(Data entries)

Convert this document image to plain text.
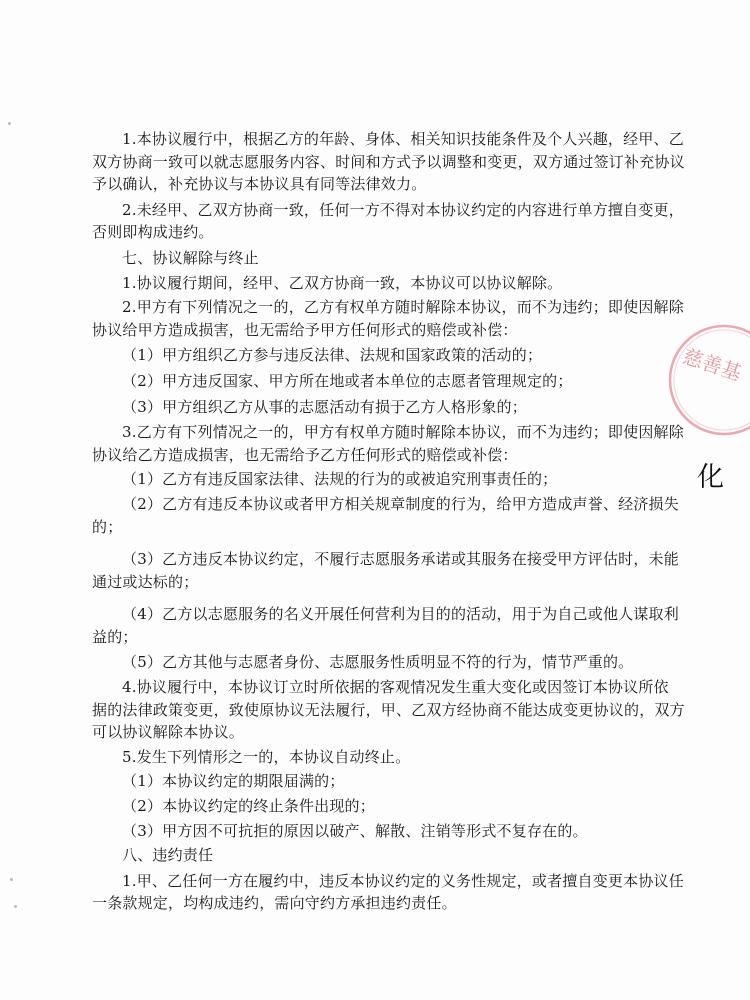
1.本协议履行中，根据乙方的年龄、身体、相关知识技能条件及个人兴趣，经甲、乙
双方协商一致可以就志愿服务内容、时间和方式予以调整和变更，双方通过签订补充协议
予以确认，补充协议与本协议具有同等法律效力。
2.未经甲、乙双方协商一致，任何一方不得对本协议约定的内容进行单方擅自变更，
否则即构成违约。
七、协议解除与终止
1.协议履行期间，经甲、乙双方协商一致，本协议可以协议解除。
2.甲方有下列情况之一的，乙方有权单方随时解除本协议，而不为违约；即使因解除
协议给甲方造成损害，也无需给予甲方任何形式的赔偿或补偿：
（1）甲方组织乙方参与违反法律、法规和国家政策的活动的；
（2）甲方违反国家、甲方所在地或者本单位的志愿者管理规定的；
（3）甲方组织乙方从事的志愿活动有损于乙方人格形象的；
3.乙方有下列情况之一的，甲方有权单方随时解除本协议，而不为违约；即使因解除
协议给乙方造成损害，也无需给予乙方任何形式的赔偿或补偿：
（1）乙方有违反国家法律、法规的行为的或被追究刑事责任的；
（2）乙方有违反本协议或者甲方相关规章制度的行为，给甲方造成声誉、经济损失
的；
（3）乙方违反本协议约定，不履行志愿服务承诺或其服务在接受甲方评估时，未能
通过或达标的；
（4）乙方以志愿服务的名义开展任何营利为目的的活动，用于为自己或他人谋取利
益的；
（5）乙方其他与志愿者身份、志愿服务性质明显不符的行为，情节严重的。
4.协议履行中，本协议订立时所依据的客观情况发生重大变化或因签订本协议所依
据的法律政策变更，致使原协议无法履行，甲、乙双方经协商不能达成变更协议的，双方
可以协议解除本协议。
5.发生下列情形之一的，本协议自动终止。
（1）本协议约定的期限届满的；
（2）本协议约定的终止条件出现的；
（3）甲方因不可抗拒的原因以破产、解散、注销等形式不复存在的。
八、违约责任
1.甲、乙任何一方在履约中，违反本协议约定的义务性规定，或者擅自变更本协议任
一条款规定，均构成违约，需向守约方承担违约责任。
慈善基
化
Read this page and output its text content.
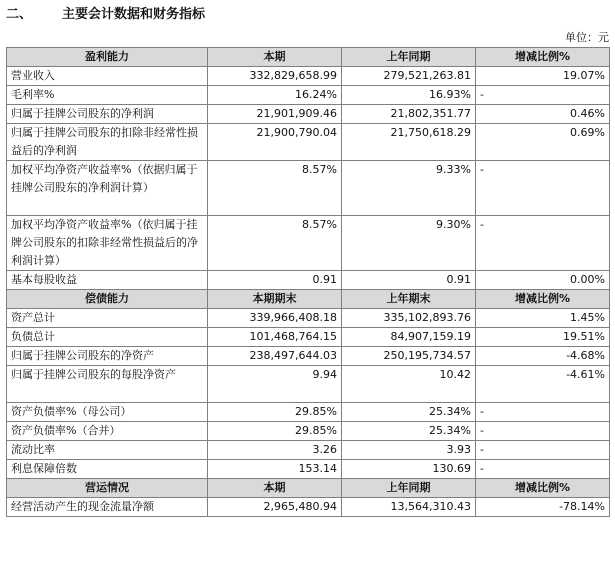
二、 主要会计数据和财务指标
单位：元
盈利能力	本期	上年同期	增减比例%
营业收入	332,829,658.99	279,521,263.81	19.07%
毛利率%	16.24%	16.93%	-
归属于挂牌公司股东的净利润	21,901,909.46	21,802,351.77	0.46%
归属于挂牌公司股东的扣除非经常性损益后的净利润	21,900,790.04	21,750,618.29	0.69%
加权平均净资产收益率%（依据归属于挂牌公司股东的净利润计算）	8.57%	9.33%	-
加权平均净资产收益率%（依归属于挂牌公司股东的扣除非经常性损益后的净利润计算）	8.57%	9.30%	-
基本每股收益	0.91	0.91	0.00%
偿债能力	本期期末	上年期末	增减比例%
资产总计	339,966,408.18	335,102,893.76	1.45%
负债总计	101,468,764.15	84,907,159.19	19.51%
归属于挂牌公司股东的净资产	238,497,644.03	250,195,734.57	-4.68%
归属于挂牌公司股东的每股净资产	9.94	10.42	-4.61%
资产负债率%（母公司）	29.85%	25.34%	-
资产负债率%（合并）	29.85%	25.34%	-
流动比率	3.26	3.93	-
利息保障倍数	153.14	130.69	-
营运情况	本期	上年同期	增减比例%
经营活动产生的现金流量净额	2,965,480.94	13,564,310.43	-78.14%
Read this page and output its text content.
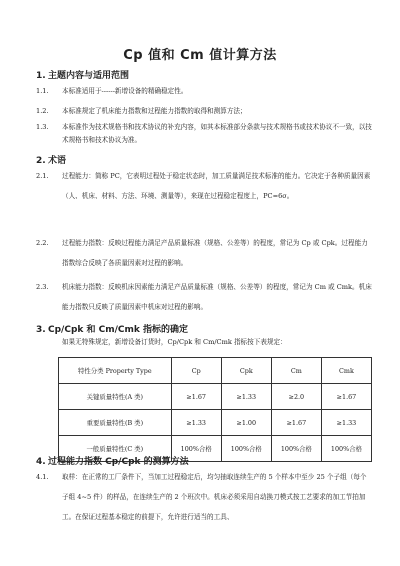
Cp 值和 Cm 值计算方法
1. 主题内容与适用范围
1.1.	本标准适用于------新增设备的精确稳定性。
1.2.	本标准规定了机床能力指数和过程能力指数的取得和测算方法；
1.3.	本标准作为技术规格书和技术协议的补充内容，如其本标准部分条款与技术规格书或技术协议不一致，以技术规格书和技术协议为准。
2. 术语
2.1.	过程能力：简称 PC，它表明过程处于稳定状态时，加工质量满足技术标准的能力。它决定于各种质量因素（人、机床、材料、方法、环境、测量等），来现在过程稳定程度上，PC=6σ。
2.2.	过程能力指数：反映过程能力满足产品质量标准（规格、公差等）的程度，常记为 Cp 或 Cpk。过程能力指数综合反映了各质量因素对过程的影响。
2.3.	机床能力指数：反映机床因素能力满足产品质量标准（规格、公差等）的程度，常记为 Cm 或 Cmk。机床能力指数只反映了质量因素中机床对过程的影响。
3. Cp/Cpk 和 Cm/Cmk 指标的确定
如果无特殊规定，新增设备订货时，Cp/Cpk 和 Cm/Cmk 指标按下表规定：
特性分类 Property Type	Cp	Cpk	Cm	Cmk
关键质量特性(A 类)	≥1.67	≥1.33	≥2.0	≥1.67
重要质量特性(B 类)	≥1.33	≥1.00	≥1.67	≥1.33
一般质量特性(C 类)	100%合格	100%合格	100%合格	100%合格
4. 过程能力指数 Cp/Cpk 的测算方法
4.1.	取样：在正常的工厂条件下，当加工过程稳定后，均匀抽取连续生产的 5 个样本中至少 25 个子组（每个子组 4~5 件）的样品，在连续生产的 2 个班次中。机床必须采用自动换刀模式按工艺要求的加工节拍加工。在保证过程基本稳定的前提下，允许进行适当的工具、
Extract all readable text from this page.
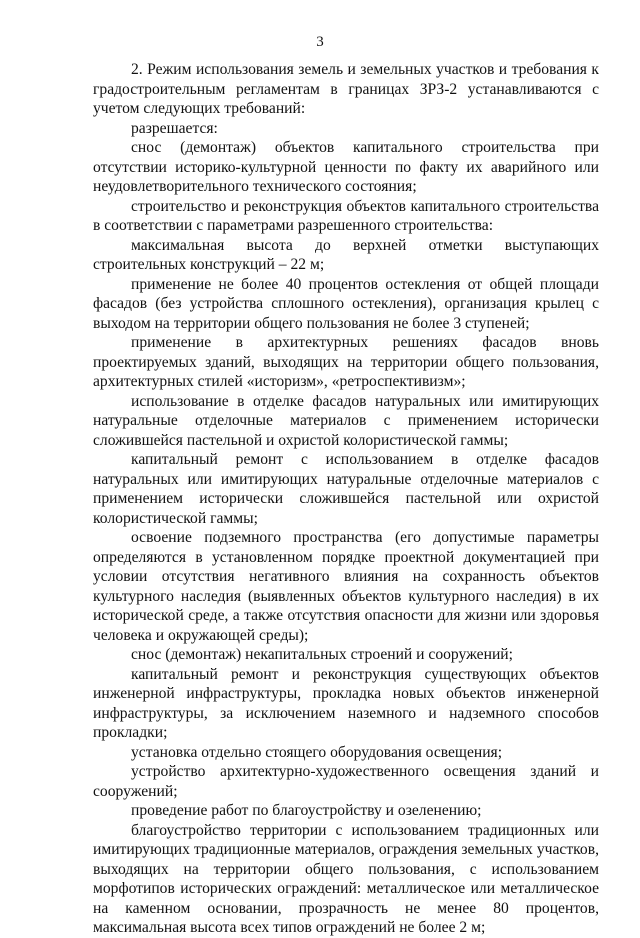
3

2. Режим использования земель и земельных участков и требования к градостроительным регламентам в границах ЗРЗ-2 устанавливаются с учетом следующих требований:

разрешается:

снос (демонтаж) объектов капитального строительства при отсутствии историко-культурной ценности по факту их аварийного или неудовлетворительного технического состояния;

строительство и реконструкция объектов капитального строительства в соответствии с параметрами разрешенного строительства:

максимальная высота до верхней отметки выступающих строительных конструкций – 22 м;

применение не более 40 процентов остекления от общей площади фасадов (без устройства сплошного остекления), организация крылец с выходом на территории общего пользования не более 3 ступеней;

применение в архитектурных решениях фасадов вновь проектируемых зданий, выходящих на территории общего пользования, архитектурных стилей «историзм», «ретроспективизм»;

использование в отделке фасадов натуральных или имитирующих натуральные отделочные материалов с применением исторически сложившейся пастельной и охристой колористической гаммы;

капитальный ремонт с использованием в отделке фасадов натуральных или имитирующих натуральные отделочные материалов с применением исторически сложившейся пастельной или охристой колористической гаммы;

освоение подземного пространства (его допустимые параметры определяются в установленном порядке проектной документацией при условии отсутствия негативного влияния на сохранность объектов культурного наследия (выявленных объектов культурного наследия) в их исторической среде, а также отсутствия опасности для жизни или здоровья человека и окружающей среды);

снос (демонтаж) некапитальных строений и сооружений;

капитальный ремонт и реконструкция существующих объектов инженерной инфраструктуры, прокладка новых объектов инженерной инфраструктуры, за исключением наземного и надземного способов прокладки;

установка отдельно стоящего оборудования освещения;

устройство архитектурно-художественного освещения зданий и сооружений;

проведение работ по благоустройству и озеленению;

благоустройство территории с использованием традиционных или имитирующих традиционные материалов, ограждения земельных участков, выходящих на территории общего пользования, с использованием морфотипов исторических ограждений: металлическое или металлическое на каменном основании, прозрачность не менее 80 процентов, максимальная высота всех типов ограждений не более 2 м;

(TASK TO CARRY OUT) Retype the entries word for word. Omit any images.

(ANSWER IN FULL)
Convert this document image to plain text.
1.本协议履行中，根据乙方的年龄、身体、相关知识技能条件及个人兴趣，经甲、乙
双方协商一致可以就志愿服务内容、时间和方式予以调整和变更，双方通过签订补充协议
予以确认，补充协议与本协议具有同等法律效力。
2.未经甲、乙双方协商一致，任何一方不得对本协议约定的内容进行单方擅自变更，
否则即构成违约。
七、协议解除与终止
1.协议履行期间，经甲、乙双方协商一致，本协议可以协议解除。
2.甲方有下列情况之一的，乙方有权单方随时解除本协议，而不为违约；即使因解除
协议给甲方造成损害，也无需给予甲方任何形式的赔偿或补偿：
（1）甲方组织乙方参与违反法律、法规和国家政策的活动的；
（2）甲方违反国家、甲方所在地或者本单位的志愿者管理规定的；
（3）甲方组织乙方从事的志愿活动有损于乙方人格形象的；
3.乙方有下列情况之一的，甲方有权单方随时解除本协议，而不为违约；即使因解除
协议给乙方造成损害，也无需给予乙方任何形式的赔偿或补偿：
（1）乙方有违反国家法律、法规的行为的或被追究刑事责任的；
（2）乙方有违反本协议或者甲方相关规章制度的行为，给甲方造成声誉、经济损失
的；
（3）乙方违反本协议约定，不履行志愿服务承诺或其服务在接受甲方评估时，未能
通过或达标的；
（4）乙方以志愿服务的名义开展任何营利为目的的活动，用于为自己或他人谋取利
益的；
（5）乙方其他与志愿者身份、志愿服务性质明显不符的行为，情节严重的。
4.协议履行中，本协议订立时所依据的客观情况发生重大变化或因签订本协议所依
据的法律政策变更，致使原协议无法履行，甲、乙双方经协商不能达成变更协议的，双方
可以协议解除本协议。
5.发生下列情形之一的，本协议自动终止。
（1）本协议约定的期限届满的；
（2）本协议约定的终止条件出现的；
（3）甲方因不可抗拒的原因以破产、解散、注销等形式不复存在的。
八、违约责任
1.甲、乙任何一方在履约中，违反本协议约定的义务性规定，或者擅自变更本协议任
一条款规定，均构成违约，需向守约方承担违约责任。
慈善基
化
Read this page and output its text content.
二、 主要会计数据和财务指标
单位：元
盈利能力	本期	上年同期	增减比例%
营业收入	332,829,658.99	279,521,263.81	19.07%
毛利率%	16.24%	16.93%	-
归属于挂牌公司股东的净利润	21,901,909.46	21,802,351.77	0.46%
归属于挂牌公司股东的扣除非经常性损益后的净利润	21,900,790.04	21,750,618.29	0.69%
加权平均净资产收益率%（依据归属于挂牌公司股东的净利润计算）	8.57%	9.33%	-
加权平均净资产收益率%（依归属于挂牌公司股东的扣除非经常性损益后的净利润计算）	8.57%	9.30%	-
基本每股收益	0.91	0.91	0.00%
偿债能力	本期期末	上年期末	增减比例%
资产总计	339,966,408.18	335,102,893.76	1.45%
负债总计	101,468,764.15	84,907,159.19	19.51%
归属于挂牌公司股东的净资产	238,497,644.03	250,195,734.57	-4.68%
归属于挂牌公司股东的每股净资产	9.94	10.42	-4.61%
资产负债率%（母公司）	29.85%	25.34%	-
资产负债率%（合并）	29.85%	25.34%	-
流动比率	3.26	3.93	-
利息保障倍数	153.14	130.69	-
营运情况	本期	上年同期	增减比例%
经营活动产生的现金流量净额	2,965,480.94	13,564,310.43	-78.14%
Read this page and output its text content.
Cp 值和 Cm 值计算方法
1. 主题内容与适用范围
1.1.	本标准适用于------新增设备的精确稳定性。
1.2.	本标准规定了机床能力指数和过程能力指数的取得和测算方法；
1.3.	本标准作为技术规格书和技术协议的补充内容，如其本标准部分条款与技术规格书或技术协议不一致，以技术规格书和技术协议为准。
2. 术语
2.1.	过程能力：简称 PC，它表明过程处于稳定状态时，加工质量满足技术标准的能力。它决定于各种质量因素（人、机床、材料、方法、环境、测量等），来现在过程稳定程度上，PC=6σ。
2.2.	过程能力指数：反映过程能力满足产品质量标准（规格、公差等）的程度，常记为 Cp 或 Cpk。过程能力指数综合反映了各质量因素对过程的影响。
2.3.	机床能力指数：反映机床因素能力满足产品质量标准（规格、公差等）的程度，常记为 Cm 或 Cmk。机床能力指数只反映了质量因素中机床对过程的影响。
3. Cp/Cpk 和 Cm/Cmk 指标的确定
如果无特殊规定，新增设备订货时，Cp/Cpk 和 Cm/Cmk 指标按下表规定：
特性分类 Property Type	Cp	Cpk	Cm	Cmk
关键质量特性(A 类)	≥1.67	≥1.33	≥2.0	≥1.67
重要质量特性(B 类)	≥1.33	≥1.00	≥1.67	≥1.33
一般质量特性(C 类)	100%合格	100%合格	100%合格	100%合格
4. 过程能力指数 Cp/Cpk 的测算方法
4.1.	取样：在正常的工厂条件下，当加工过程稳定后，均匀抽取连续生产的 5 个样本中至少 25 个子组（每个子组 4~5 件）的样品，在连续生产的 2 个班次中。机床必须采用自动换刀模式按工艺要求的加工节拍加工。在保证过程基本稳定的前提下，允许进行适当的工具、
Extract all readable text from this page.
3

2. Режим использования земель и земельных участков и требования к градостроительным регламентам в границах ЗРЗ-2 устанавливаются с учетом следующих требований:

разрешается:

снос (демонтаж) объектов капитального строительства при отсутствии историко-культурной ценности по факту их аварийного или неудовлетворительного технического состояния;

строительство и реконструкция объектов капитального строительства в соответствии с параметрами разрешенного строительства:

максимальная высота до верхней отметки выступающих строительных конструкций – 22 м;

применение не более 40 процентов остекления от общей площади фасадов (без устройства сплошного остекления), организация крылец с выходом на территории общего пользования не более 3 ступеней;

применение в архитектурных решениях фасадов вновь проектируемых зданий, выходящих на территории общего пользования, архитектурных стилей «историзм», «ретроспективизм»;

использование в отделке фасадов натуральных или имитирующих натуральные отделочные материалов с применением исторически сложившейся пастельной и охристой колористической гаммы;

капитальный ремонт с использованием в отделке фасадов натуральных или имитирующих натуральные отделочные материалов с применением исторически сложившейся пастельной или охристой колористической гаммы;

освоение подземного пространства (его допустимые параметры определяются в установленном порядке проектной документацией при условии отсутствия негативного влияния на сохранность объектов культурного наследия (выявленных объектов культурного наследия) в их исторической среде, а также отсутствия опасности для жизни или здоровья человека и окружающей среды);

снос (демонтаж) некапитальных строений и сооружений;

капитальный ремонт и реконструкция существующих объектов инженерной инфраструктуры, прокладка новых объектов инженерной инфраструктуры, за исключением наземного и надземного способов прокладки;

установка отдельно стоящего оборудования освещения;

устройство архитектурно-художественного освещения зданий и сооружений;

проведение работ по благоустройству и озеленению;

благоустройство территории с использованием традиционных или имитирующих традиционные материалов, ограждения земельных участков, выходящих на территории общего пользования, с использованием морфотипов исторических ограждений: металлическое или металлическое на каменном основании, прозрачность не менее 80 процентов, максимальная высота всех типов ограждений не более 2 м;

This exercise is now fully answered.